§ INSTRUCTION:
Transcribe the listing exactly, leaving out every picture.

§ PROVIDED ENTRIES:

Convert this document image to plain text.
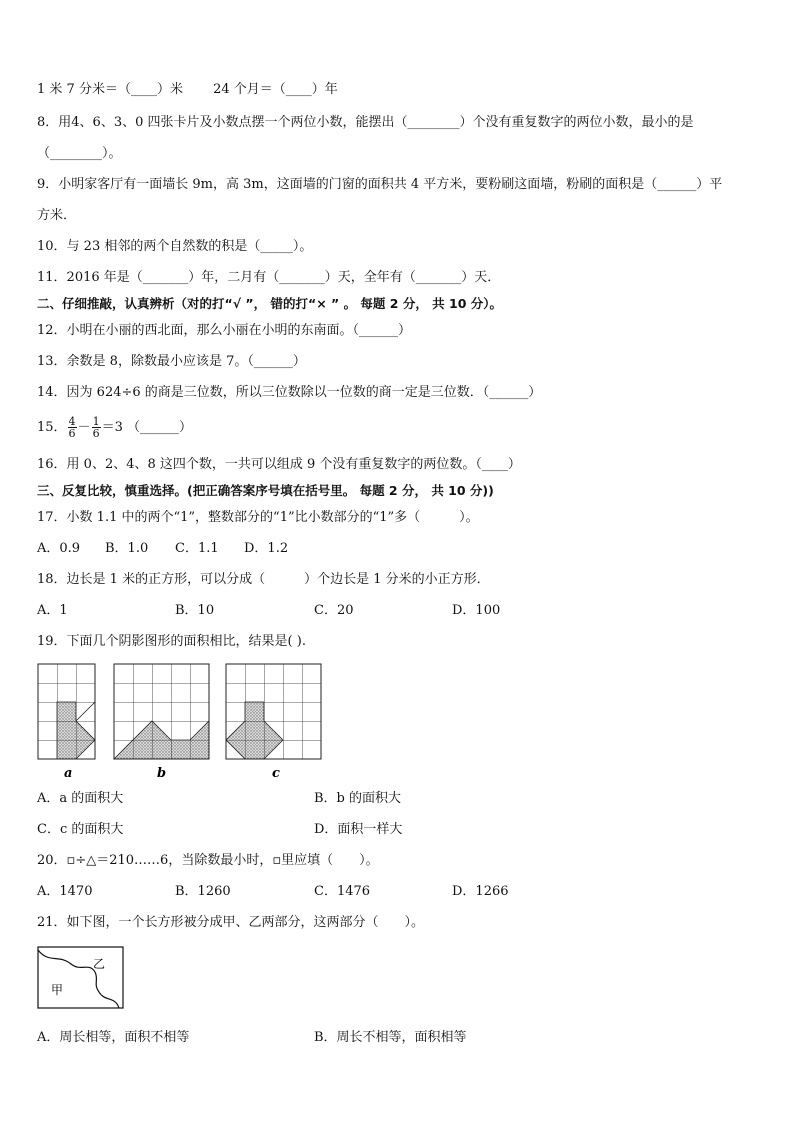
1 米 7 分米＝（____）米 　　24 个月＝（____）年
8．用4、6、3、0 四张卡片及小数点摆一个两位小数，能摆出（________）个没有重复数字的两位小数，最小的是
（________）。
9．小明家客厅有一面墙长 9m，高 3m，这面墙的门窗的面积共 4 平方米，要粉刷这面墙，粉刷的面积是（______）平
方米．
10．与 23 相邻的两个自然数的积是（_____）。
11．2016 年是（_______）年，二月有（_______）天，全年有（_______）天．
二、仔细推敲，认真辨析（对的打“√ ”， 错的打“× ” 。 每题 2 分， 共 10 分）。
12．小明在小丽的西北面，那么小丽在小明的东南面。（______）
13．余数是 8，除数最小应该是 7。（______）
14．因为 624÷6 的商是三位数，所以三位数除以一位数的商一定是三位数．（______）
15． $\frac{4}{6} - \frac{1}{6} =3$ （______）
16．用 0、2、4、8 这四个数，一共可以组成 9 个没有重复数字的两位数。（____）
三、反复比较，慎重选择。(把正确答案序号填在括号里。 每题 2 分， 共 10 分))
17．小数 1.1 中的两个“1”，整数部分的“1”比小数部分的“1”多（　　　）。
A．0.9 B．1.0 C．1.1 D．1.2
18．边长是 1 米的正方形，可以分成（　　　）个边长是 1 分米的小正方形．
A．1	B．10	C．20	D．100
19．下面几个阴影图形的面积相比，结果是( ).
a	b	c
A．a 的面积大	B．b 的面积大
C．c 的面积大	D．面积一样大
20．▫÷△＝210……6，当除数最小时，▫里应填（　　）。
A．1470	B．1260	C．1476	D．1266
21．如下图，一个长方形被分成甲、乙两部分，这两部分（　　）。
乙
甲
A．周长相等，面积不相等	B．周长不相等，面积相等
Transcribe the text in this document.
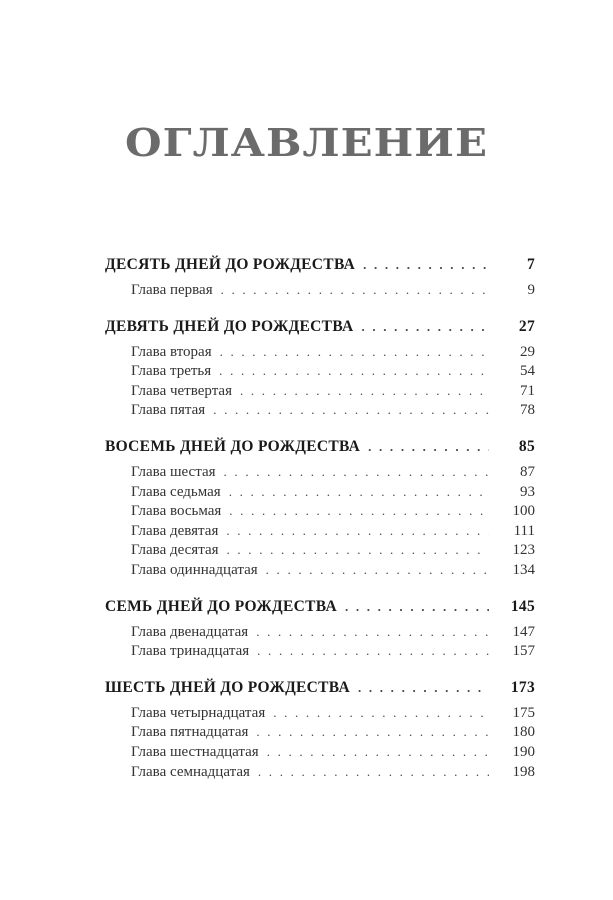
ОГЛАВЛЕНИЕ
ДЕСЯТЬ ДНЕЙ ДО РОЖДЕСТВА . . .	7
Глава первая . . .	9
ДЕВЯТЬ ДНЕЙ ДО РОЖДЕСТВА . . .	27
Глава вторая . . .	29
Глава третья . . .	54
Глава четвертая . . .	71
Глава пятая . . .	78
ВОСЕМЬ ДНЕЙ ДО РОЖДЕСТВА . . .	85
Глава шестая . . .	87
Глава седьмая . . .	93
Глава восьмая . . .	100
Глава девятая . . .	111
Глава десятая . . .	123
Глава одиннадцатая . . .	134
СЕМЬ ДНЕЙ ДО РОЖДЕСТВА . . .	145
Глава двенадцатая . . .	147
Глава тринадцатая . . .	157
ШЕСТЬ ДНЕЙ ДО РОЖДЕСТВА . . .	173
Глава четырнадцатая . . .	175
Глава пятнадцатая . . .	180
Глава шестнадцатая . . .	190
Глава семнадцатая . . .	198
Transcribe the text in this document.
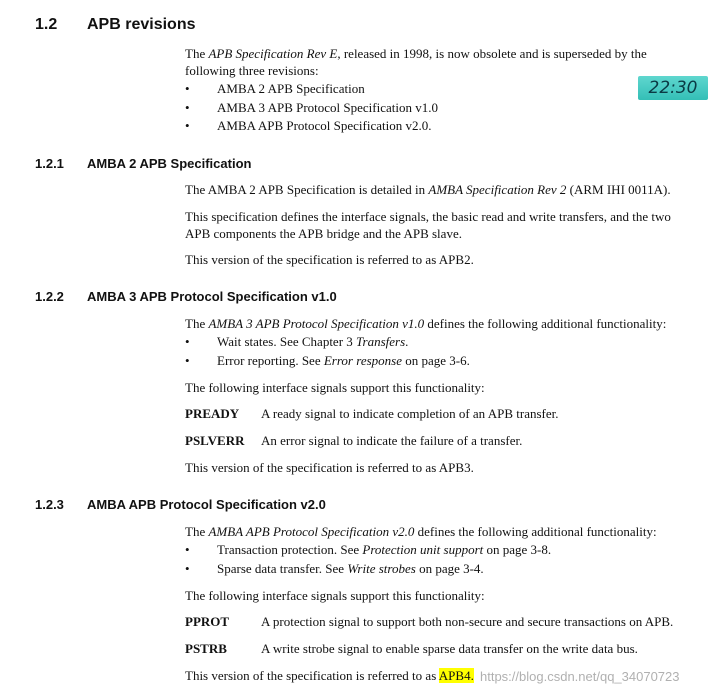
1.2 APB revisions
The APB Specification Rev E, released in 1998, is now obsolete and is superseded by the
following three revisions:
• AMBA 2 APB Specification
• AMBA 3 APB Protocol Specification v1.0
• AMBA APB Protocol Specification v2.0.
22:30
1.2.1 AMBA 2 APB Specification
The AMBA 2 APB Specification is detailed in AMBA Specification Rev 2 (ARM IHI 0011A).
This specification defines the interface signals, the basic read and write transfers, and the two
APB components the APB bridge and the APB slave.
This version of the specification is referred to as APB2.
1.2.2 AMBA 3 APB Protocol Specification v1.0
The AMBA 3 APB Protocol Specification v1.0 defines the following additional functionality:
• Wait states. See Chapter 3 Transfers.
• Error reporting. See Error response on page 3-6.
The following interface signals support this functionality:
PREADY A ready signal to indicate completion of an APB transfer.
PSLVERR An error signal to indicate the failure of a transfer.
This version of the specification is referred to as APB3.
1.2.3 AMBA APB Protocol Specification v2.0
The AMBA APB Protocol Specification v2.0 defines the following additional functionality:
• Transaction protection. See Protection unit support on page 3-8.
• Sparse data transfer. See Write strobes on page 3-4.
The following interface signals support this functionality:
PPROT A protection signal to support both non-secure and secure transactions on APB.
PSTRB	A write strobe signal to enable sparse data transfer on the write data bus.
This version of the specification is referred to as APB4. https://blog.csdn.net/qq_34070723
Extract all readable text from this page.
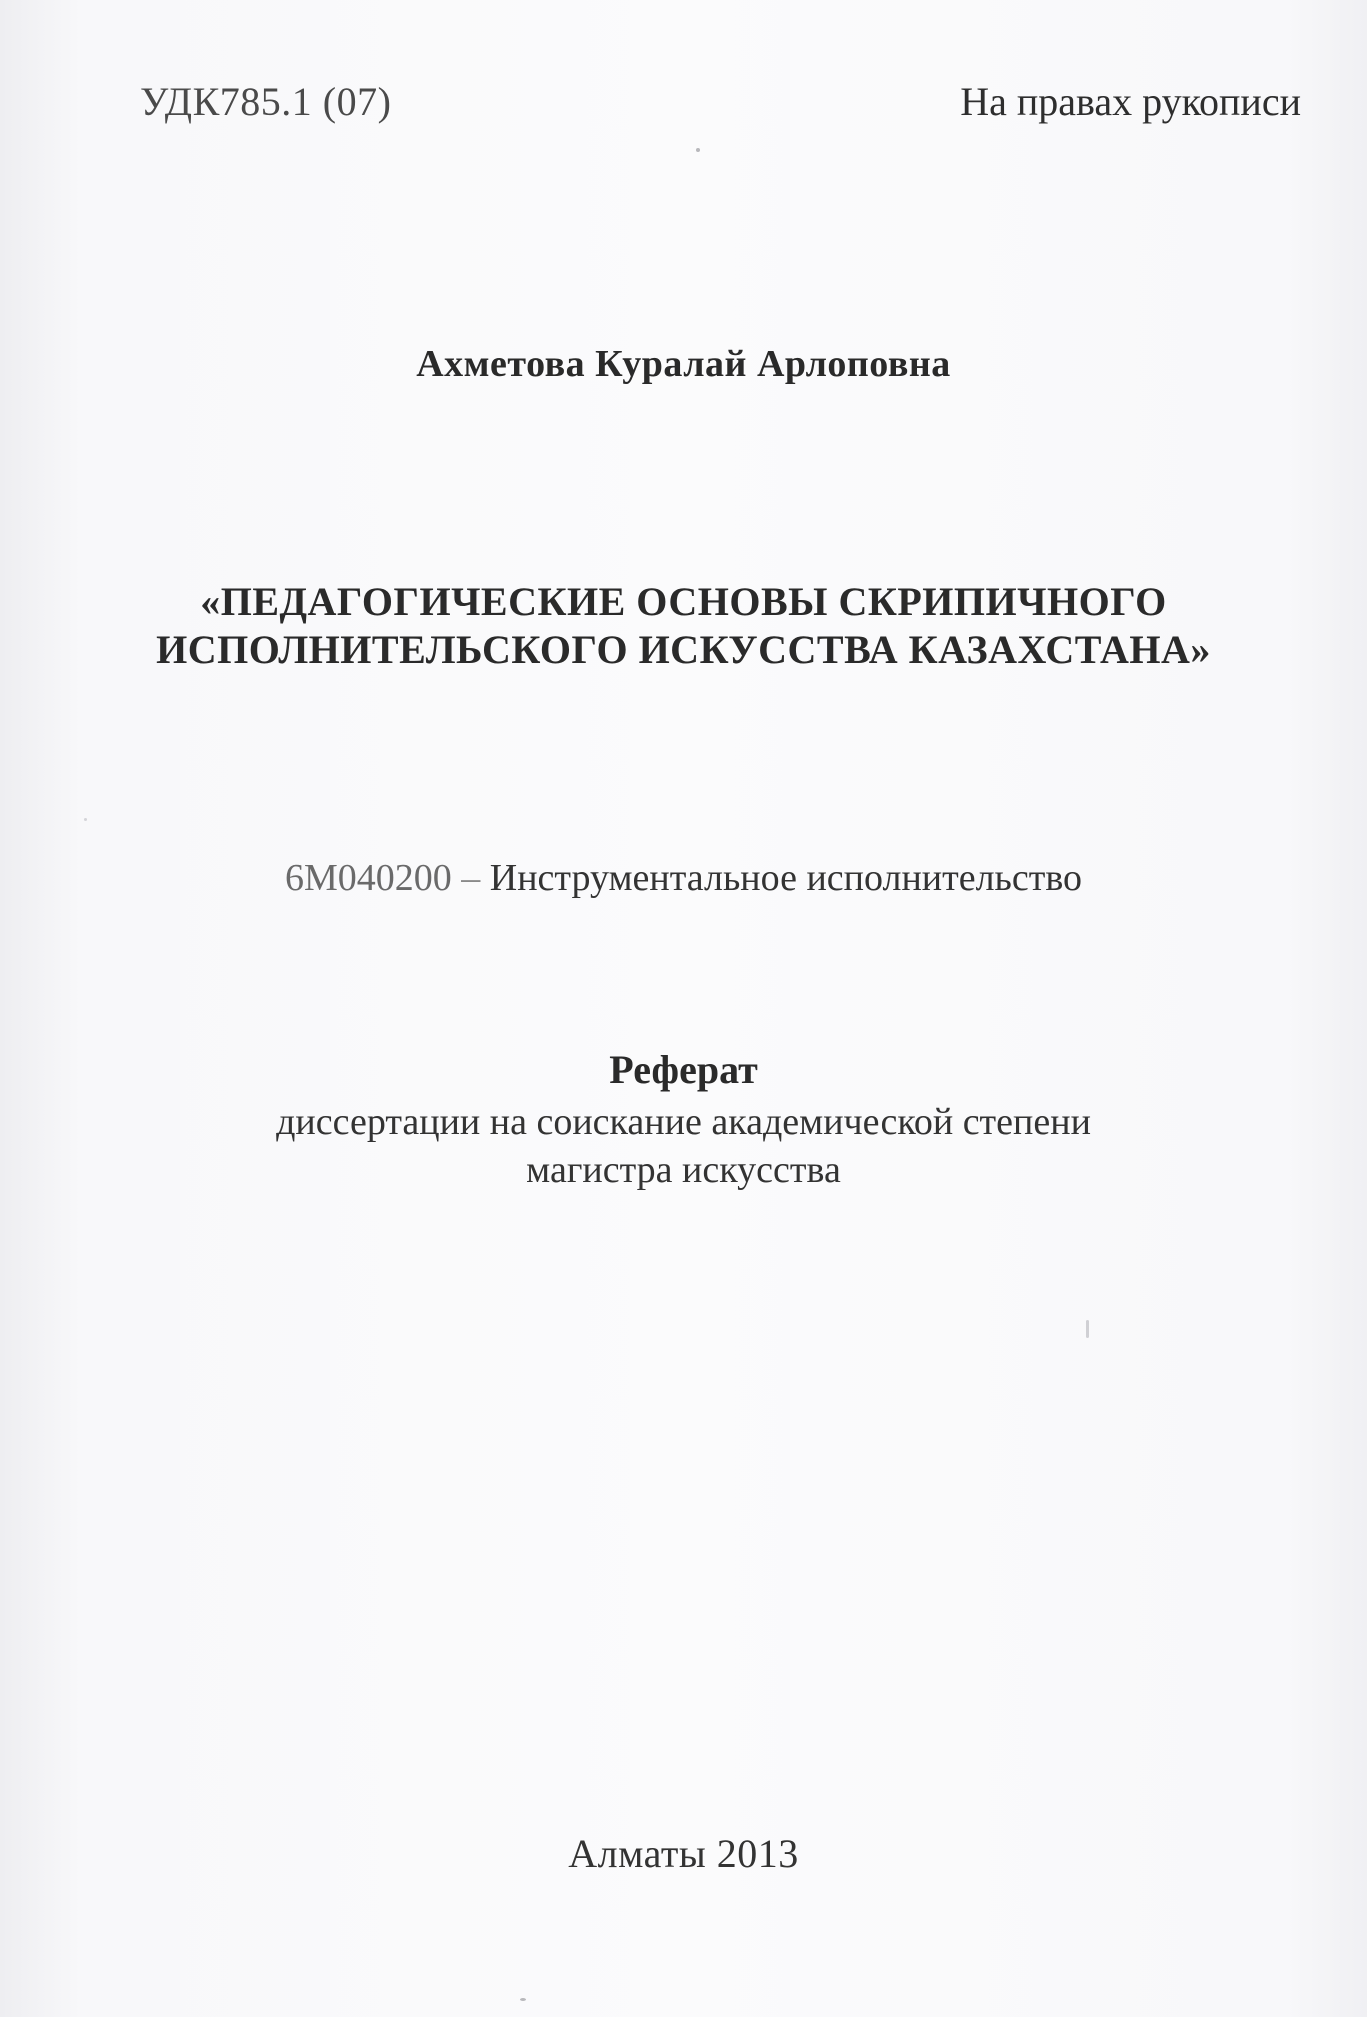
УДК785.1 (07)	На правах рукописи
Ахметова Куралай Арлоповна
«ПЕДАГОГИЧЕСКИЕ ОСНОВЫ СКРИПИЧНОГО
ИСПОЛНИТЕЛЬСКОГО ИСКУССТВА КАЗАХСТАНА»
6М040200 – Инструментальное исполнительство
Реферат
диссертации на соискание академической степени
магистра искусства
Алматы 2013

§ RIGHT ANSWER:
Convert this document image to plain text.
1 米 7 分米＝（____）米 　　24 个月＝（____）年
8．用4、6、3、0 四张卡片及小数点摆一个两位小数，能摆出（________）个没有重复数字的两位小数，最小的是
（________）。
9．小明家客厅有一面墙长 9m，高 3m，这面墙的门窗的面积共 4 平方米，要粉刷这面墙，粉刷的面积是（______）平
方米．
10．与 23 相邻的两个自然数的积是（_____）。
11．2016 年是（_______）年，二月有（_______）天，全年有（_______）天．
二、仔细推敲，认真辨析（对的打“√ ”， 错的打“× ” 。 每题 2 分， 共 10 分）。
12．小明在小丽的西北面，那么小丽在小明的东南面。（______）
13．余数是 8，除数最小应该是 7。（______）
14．因为 624÷6 的商是三位数，所以三位数除以一位数的商一定是三位数．（______）
15． $\frac{4}{6} - \frac{1}{6} =3$ （______）
16．用 0、2、4、8 这四个数，一共可以组成 9 个没有重复数字的两位数。（____）
三、反复比较，慎重选择。(把正确答案序号填在括号里。 每题 2 分， 共 10 分))
17．小数 1.1 中的两个“1”，整数部分的“1”比小数部分的“1”多（　　　）。
A．0.9 B．1.0 C．1.1 D．1.2
18．边长是 1 米的正方形，可以分成（　　　）个边长是 1 分米的小正方形．
A．1	B．10	C．20	D．100
19．下面几个阴影图形的面积相比，结果是( ).
a	b	c
A．a 的面积大	B．b 的面积大
C．c 的面积大	D．面积一样大
20．▫÷△＝210……6，当除数最小时，▫里应填（　　）。
A．1470	B．1260	C．1476	D．1266
21．如下图，一个长方形被分成甲、乙两部分，这两部分（　　）。
乙
甲
A．周长相等，面积不相等	B．周长不相等，面积相等
Transcribe the text in this document.
ОГЛАВЛЕНИЕ
ДЕСЯТЬ ДНЕЙ ДО РОЖДЕСТВА . . .	7
Глава первая . . .	9
ДЕВЯТЬ ДНЕЙ ДО РОЖДЕСТВА . . .	27
Глава вторая . . .	29
Глава третья . . .	54
Глава четвертая . . .	71
Глава пятая . . .	78
ВОСЕМЬ ДНЕЙ ДО РОЖДЕСТВА . . .	85
Глава шестая . . .	87
Глава седьмая . . .	93
Глава восьмая . . .	100
Глава девятая . . .	111
Глава десятая . . .	123
Глава одиннадцатая . . .	134
СЕМЬ ДНЕЙ ДО РОЖДЕСТВА . . .	145
Глава двенадцатая . . .	147
Глава тринадцатая . . .	157
ШЕСТЬ ДНЕЙ ДО РОЖДЕСТВА . . .	173
Глава четырнадцатая . . .	175
Глава пятнадцатая . . .	180
Глава шестнадцатая . . .	190
Глава семнадцатая . . .	198
Transcribe the text in this document.
1.2 APB revisions
The APB Specification Rev E, released in 1998, is now obsolete and is superseded by the
following three revisions:
• AMBA 2 APB Specification
• AMBA 3 APB Protocol Specification v1.0
• AMBA APB Protocol Specification v2.0.
22:30
1.2.1 AMBA 2 APB Specification
The AMBA 2 APB Specification is detailed in AMBA Specification Rev 2 (ARM IHI 0011A).
This specification defines the interface signals, the basic read and write transfers, and the two
APB components the APB bridge and the APB slave.
This version of the specification is referred to as APB2.
1.2.2 AMBA 3 APB Protocol Specification v1.0
The AMBA 3 APB Protocol Specification v1.0 defines the following additional functionality:
• Wait states. See Chapter 3 Transfers.
• Error reporting. See Error response on page 3-6.
The following interface signals support this functionality:
PREADY A ready signal to indicate completion of an APB transfer.
PSLVERR An error signal to indicate the failure of a transfer.
This version of the specification is referred to as APB3.
1.2.3 AMBA APB Protocol Specification v2.0
The AMBA APB Protocol Specification v2.0 defines the following additional functionality:
• Transaction protection. See Protection unit support on page 3-8.
• Sparse data transfer. See Write strobes on page 3-4.
The following interface signals support this functionality:
PPROT A protection signal to support both non-secure and secure transactions on APB.
PSTRB	A write strobe signal to enable sparse data transfer on the write data bus.
This version of the specification is referred to as APB4. https://blog.csdn.net/qq_34070723
Extract all readable text from this page.
УДК785.1 (07)	На правах рукописи
Ахметова Куралай Арлоповна
«ПЕДАГОГИЧЕСКИЕ ОСНОВЫ СКРИПИЧНОГО
ИСПОЛНИТЕЛЬСКОГО ИСКУССТВА КАЗАХСТАНА»
6М040200 – Инструментальное исполнительство
Реферат
диссертации на соискание академической степени
магистра искусства
Алматы 2013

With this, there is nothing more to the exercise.